Find the string "heart" and gather every line that holds it.
==== Records supplied
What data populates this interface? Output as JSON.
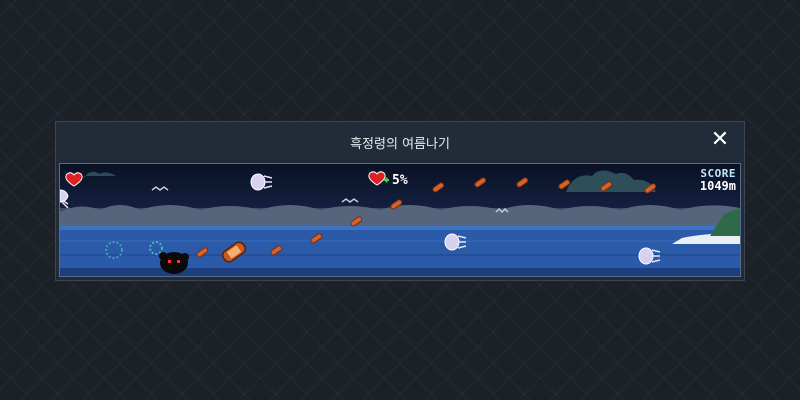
{
  "window": {
    "title": "흑정령의 여름나기",
    "close_label": "✕"
  },
  "hud": {
    "energy_percent_text": "5%",
    "score_label": "SCORE",
    "score_value": "1049m"
  },
  "icons": {
    "close": "close-icon",
    "heart": "heart-icon",
    "heart_plus": "heart-plus-icon",
    "player": "black-spirit-character",
    "jellyfish": "jellyfish-icon",
    "sausage": "sausage-icon",
    "bird": "seagull-icon"
  },
  "colors": {
    "sea": "#2a5aa8",
    "sky": "#0a1124",
    "sausage": "#d2642a",
    "heart": "#e02020"
  }
}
========
• _Output of the task_:
    "heart": "heart-icon",
    "heart_plus": "heart-plus-icon",
    "heart": "#e02020"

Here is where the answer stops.